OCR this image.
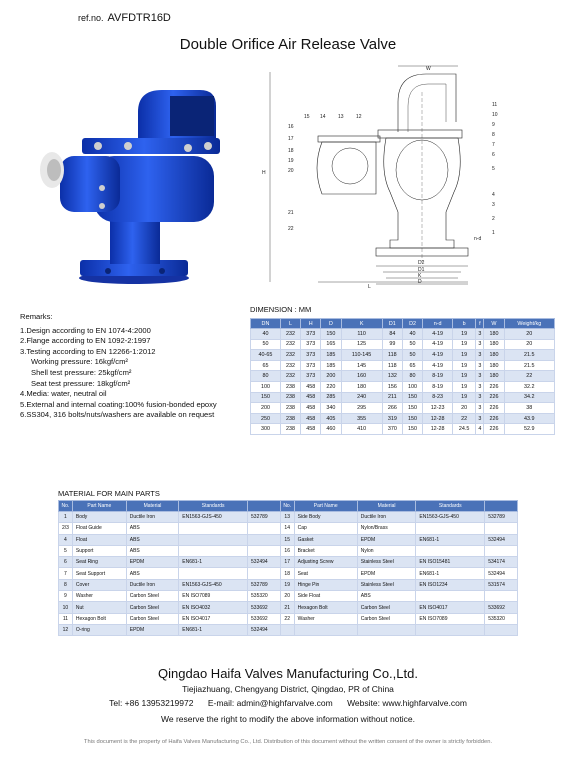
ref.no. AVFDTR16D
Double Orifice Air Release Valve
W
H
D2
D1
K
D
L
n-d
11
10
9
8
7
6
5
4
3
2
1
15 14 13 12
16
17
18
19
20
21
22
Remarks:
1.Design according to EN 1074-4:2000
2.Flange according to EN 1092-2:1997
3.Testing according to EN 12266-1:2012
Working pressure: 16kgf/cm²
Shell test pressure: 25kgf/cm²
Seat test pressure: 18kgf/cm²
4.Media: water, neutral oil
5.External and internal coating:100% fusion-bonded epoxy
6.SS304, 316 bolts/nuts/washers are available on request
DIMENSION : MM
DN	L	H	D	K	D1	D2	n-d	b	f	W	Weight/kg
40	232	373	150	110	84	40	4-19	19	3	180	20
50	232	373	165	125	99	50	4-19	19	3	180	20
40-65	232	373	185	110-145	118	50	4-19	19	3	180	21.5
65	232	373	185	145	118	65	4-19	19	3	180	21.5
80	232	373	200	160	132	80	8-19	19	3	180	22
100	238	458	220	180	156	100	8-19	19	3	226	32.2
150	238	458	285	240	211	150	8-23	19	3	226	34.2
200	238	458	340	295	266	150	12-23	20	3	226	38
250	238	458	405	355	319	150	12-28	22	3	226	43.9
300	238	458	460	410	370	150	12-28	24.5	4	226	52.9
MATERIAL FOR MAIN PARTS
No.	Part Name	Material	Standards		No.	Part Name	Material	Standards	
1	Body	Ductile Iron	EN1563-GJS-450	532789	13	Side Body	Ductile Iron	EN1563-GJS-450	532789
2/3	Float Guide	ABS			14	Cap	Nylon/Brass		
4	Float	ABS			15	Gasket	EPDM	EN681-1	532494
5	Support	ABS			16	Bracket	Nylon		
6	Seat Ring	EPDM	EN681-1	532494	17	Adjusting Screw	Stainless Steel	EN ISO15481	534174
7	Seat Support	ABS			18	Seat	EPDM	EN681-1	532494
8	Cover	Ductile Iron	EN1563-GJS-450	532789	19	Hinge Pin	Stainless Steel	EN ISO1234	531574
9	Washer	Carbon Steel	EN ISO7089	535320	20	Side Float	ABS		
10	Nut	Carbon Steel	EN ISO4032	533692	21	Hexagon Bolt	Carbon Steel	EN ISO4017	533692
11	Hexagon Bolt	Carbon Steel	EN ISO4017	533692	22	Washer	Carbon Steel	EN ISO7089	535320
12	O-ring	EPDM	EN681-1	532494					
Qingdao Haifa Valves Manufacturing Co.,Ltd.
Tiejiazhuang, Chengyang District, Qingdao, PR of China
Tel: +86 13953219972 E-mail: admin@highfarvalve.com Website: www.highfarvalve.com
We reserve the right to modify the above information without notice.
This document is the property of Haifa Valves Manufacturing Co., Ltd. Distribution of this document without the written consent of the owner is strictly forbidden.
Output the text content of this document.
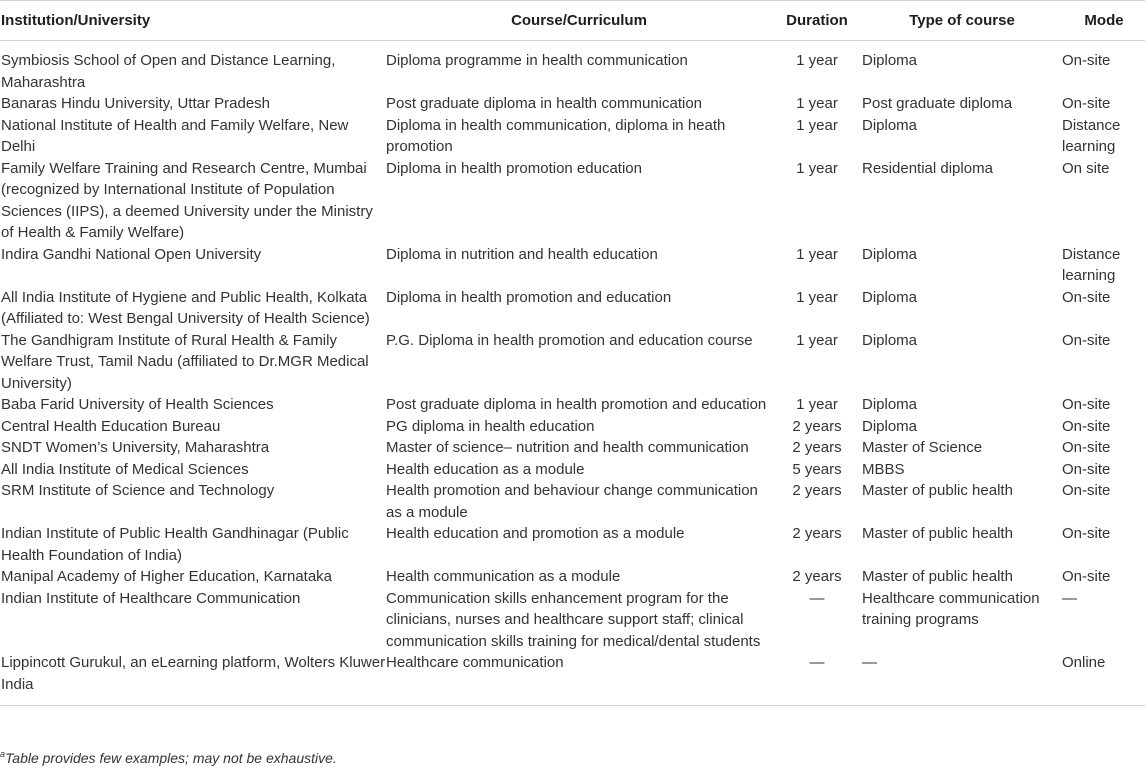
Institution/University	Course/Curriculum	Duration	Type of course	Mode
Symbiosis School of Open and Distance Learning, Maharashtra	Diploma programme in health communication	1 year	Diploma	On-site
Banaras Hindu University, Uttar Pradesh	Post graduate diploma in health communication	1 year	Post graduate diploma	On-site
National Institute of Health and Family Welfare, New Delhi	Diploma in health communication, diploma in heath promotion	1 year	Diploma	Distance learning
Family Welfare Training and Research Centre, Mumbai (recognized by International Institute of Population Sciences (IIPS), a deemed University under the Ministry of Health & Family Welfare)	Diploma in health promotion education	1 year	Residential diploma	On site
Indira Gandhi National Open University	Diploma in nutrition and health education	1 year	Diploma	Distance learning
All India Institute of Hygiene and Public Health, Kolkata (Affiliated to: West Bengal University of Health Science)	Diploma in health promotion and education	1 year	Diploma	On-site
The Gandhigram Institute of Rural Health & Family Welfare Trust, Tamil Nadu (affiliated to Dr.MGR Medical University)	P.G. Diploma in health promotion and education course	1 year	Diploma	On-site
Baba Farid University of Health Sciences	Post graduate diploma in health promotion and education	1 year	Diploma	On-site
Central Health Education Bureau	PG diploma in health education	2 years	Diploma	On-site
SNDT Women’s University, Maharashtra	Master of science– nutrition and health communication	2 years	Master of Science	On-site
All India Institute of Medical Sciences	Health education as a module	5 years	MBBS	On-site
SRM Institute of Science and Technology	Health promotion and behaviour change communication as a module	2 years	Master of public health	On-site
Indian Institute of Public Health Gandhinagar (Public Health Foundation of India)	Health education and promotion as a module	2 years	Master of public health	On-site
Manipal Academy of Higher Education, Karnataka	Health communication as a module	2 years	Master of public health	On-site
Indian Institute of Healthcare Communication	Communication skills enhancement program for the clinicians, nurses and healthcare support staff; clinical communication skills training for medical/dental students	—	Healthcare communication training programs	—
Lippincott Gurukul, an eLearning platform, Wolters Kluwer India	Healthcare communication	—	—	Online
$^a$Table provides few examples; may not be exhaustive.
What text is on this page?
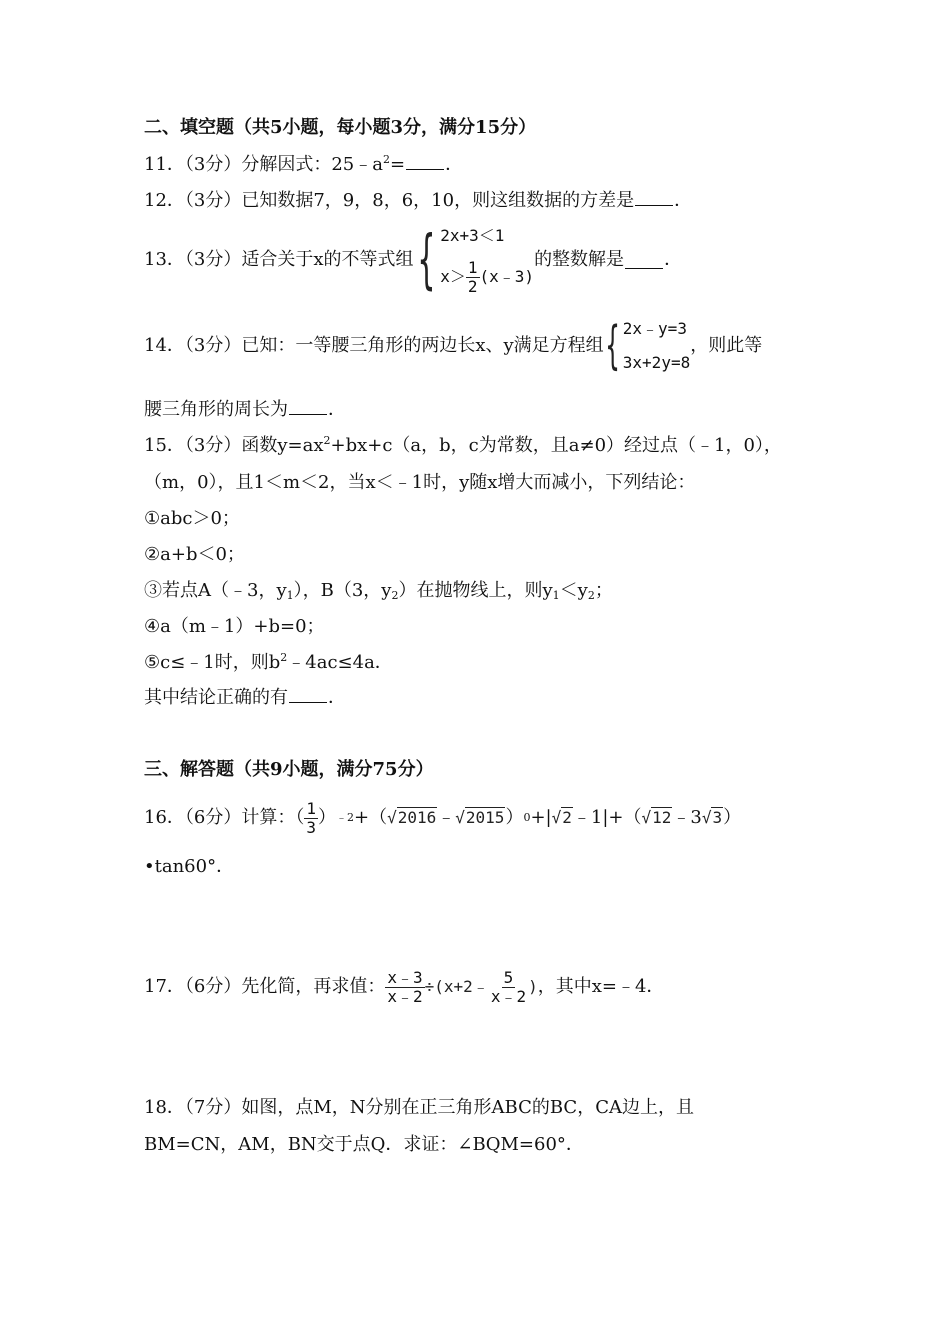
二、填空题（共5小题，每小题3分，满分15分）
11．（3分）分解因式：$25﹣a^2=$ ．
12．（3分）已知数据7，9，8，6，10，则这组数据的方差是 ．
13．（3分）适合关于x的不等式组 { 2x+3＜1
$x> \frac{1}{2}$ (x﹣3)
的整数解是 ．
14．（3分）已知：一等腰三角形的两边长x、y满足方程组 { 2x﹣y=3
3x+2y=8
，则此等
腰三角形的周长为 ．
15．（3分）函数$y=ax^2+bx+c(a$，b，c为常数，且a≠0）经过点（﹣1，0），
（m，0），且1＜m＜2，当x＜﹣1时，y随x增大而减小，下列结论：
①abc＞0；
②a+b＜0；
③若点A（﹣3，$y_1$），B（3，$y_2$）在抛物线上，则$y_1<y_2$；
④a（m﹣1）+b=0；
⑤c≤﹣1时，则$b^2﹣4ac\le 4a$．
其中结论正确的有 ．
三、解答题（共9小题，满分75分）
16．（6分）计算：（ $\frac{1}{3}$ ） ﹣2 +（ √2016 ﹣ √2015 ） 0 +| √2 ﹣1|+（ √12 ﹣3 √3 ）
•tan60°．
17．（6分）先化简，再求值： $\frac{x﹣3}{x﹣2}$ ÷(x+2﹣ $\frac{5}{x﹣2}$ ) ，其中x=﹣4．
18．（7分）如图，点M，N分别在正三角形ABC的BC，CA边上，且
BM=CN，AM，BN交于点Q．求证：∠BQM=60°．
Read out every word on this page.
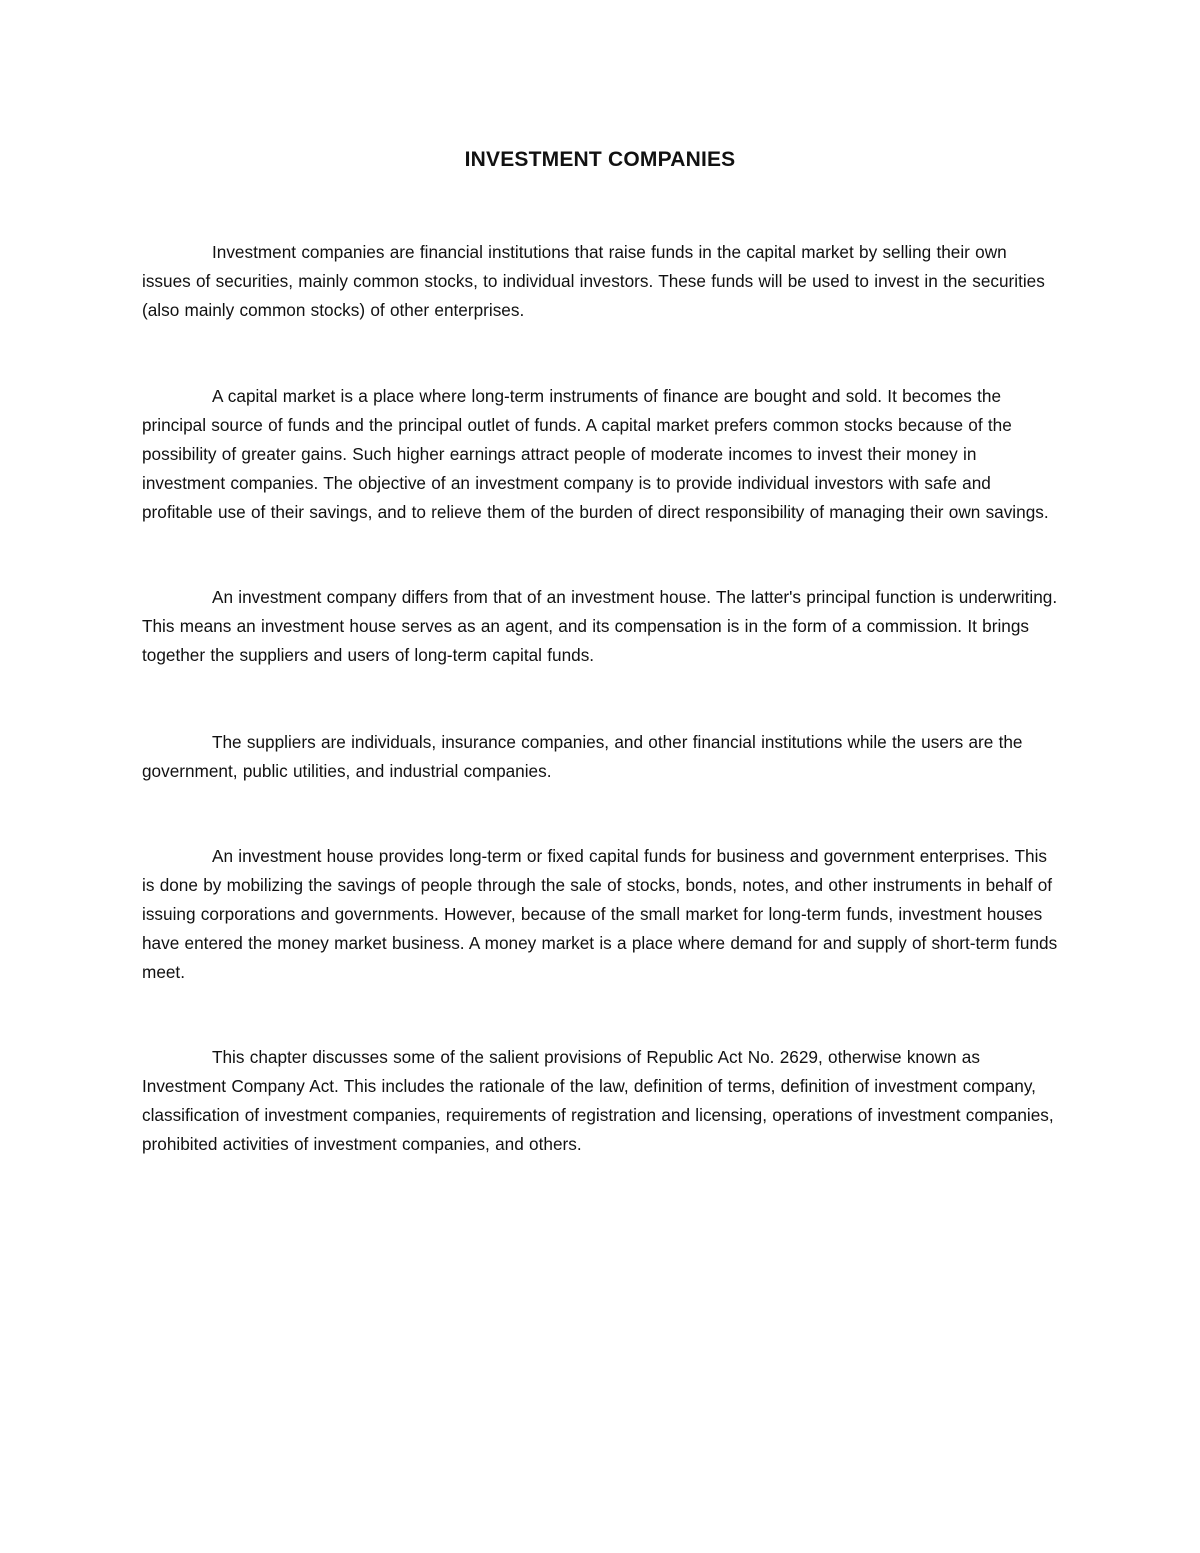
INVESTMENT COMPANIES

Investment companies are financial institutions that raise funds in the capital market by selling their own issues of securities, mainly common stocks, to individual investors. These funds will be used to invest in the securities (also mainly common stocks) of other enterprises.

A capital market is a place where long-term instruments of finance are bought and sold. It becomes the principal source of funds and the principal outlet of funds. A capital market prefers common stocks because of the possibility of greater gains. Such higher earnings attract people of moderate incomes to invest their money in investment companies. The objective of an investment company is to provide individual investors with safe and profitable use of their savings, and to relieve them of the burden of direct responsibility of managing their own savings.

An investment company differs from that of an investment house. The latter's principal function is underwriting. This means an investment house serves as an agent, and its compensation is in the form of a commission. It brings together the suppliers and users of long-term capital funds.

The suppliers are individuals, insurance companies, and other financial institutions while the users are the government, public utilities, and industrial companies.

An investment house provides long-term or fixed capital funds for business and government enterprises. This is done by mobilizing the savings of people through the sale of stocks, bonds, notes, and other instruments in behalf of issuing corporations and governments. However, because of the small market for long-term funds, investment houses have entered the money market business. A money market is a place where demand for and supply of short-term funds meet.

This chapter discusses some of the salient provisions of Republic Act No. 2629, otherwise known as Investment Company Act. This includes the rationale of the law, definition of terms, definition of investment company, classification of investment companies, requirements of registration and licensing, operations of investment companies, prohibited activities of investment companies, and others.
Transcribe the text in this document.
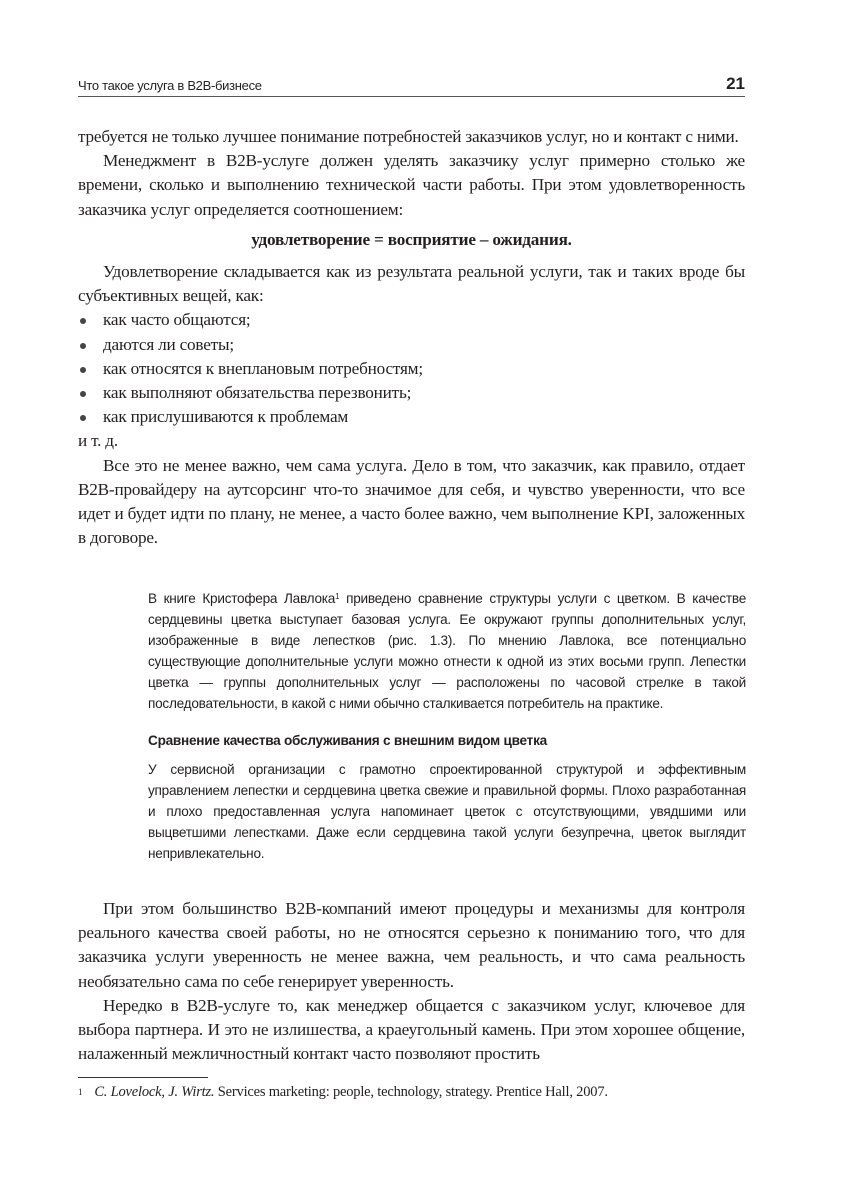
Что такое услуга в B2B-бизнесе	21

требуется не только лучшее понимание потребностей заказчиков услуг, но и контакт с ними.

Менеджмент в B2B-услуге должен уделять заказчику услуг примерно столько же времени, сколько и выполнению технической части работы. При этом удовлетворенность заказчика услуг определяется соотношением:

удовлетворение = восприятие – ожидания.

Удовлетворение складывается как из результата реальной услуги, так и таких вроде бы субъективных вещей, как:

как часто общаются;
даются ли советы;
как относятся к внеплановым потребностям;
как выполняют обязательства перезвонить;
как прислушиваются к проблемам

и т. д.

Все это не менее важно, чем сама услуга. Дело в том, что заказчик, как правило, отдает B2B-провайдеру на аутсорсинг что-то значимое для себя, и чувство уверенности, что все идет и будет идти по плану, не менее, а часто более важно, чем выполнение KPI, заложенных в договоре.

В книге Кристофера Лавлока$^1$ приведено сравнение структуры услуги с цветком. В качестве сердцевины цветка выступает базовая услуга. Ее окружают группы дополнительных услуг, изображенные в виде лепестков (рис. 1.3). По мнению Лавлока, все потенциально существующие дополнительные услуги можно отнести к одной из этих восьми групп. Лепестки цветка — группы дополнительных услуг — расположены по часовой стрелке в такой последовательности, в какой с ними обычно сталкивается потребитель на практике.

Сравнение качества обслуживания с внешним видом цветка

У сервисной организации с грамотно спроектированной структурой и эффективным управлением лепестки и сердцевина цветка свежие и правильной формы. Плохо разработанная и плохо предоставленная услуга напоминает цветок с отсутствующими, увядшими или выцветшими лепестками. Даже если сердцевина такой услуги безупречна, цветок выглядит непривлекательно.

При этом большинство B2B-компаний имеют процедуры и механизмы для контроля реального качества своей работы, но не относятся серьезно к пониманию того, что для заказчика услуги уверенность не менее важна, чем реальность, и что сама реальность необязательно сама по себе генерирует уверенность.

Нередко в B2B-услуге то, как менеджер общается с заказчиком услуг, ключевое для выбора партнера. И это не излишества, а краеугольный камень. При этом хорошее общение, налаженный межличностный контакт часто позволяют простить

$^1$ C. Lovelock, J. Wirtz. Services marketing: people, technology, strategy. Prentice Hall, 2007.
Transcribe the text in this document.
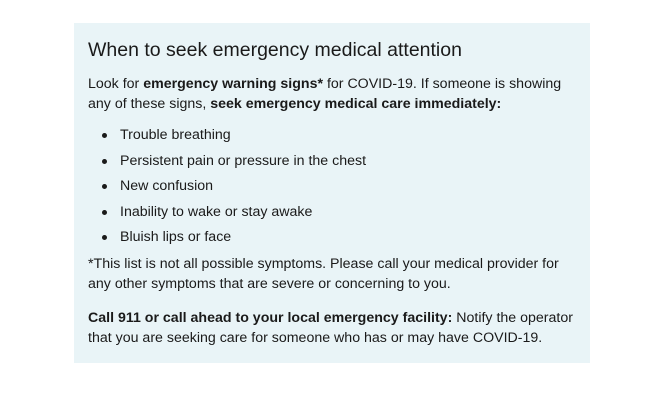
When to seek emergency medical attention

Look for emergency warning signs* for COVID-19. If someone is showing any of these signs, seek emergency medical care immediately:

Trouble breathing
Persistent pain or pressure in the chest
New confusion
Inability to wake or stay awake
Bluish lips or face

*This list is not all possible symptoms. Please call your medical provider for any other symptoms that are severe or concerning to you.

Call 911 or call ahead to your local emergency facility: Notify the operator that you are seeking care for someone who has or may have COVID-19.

INSTRUCTION>
Wherever "услуге" shows up in a line, copy that line.

THE REPLY>
Менеджмент в B2B-услуге должен уделять заказчику услуг примерно столько же времени, сколько и выполнению технической части работы. При этом удовлетворенность заказчика услуг определяется соотношением:
Нередко в B2B-услуге то, как менеджер общается с заказчиком услуг, ключевое для выбора партнера. И это не излишества, а краеугольный камень. При этом хорошее общение, налаженный межличностный контакт часто позволяют простить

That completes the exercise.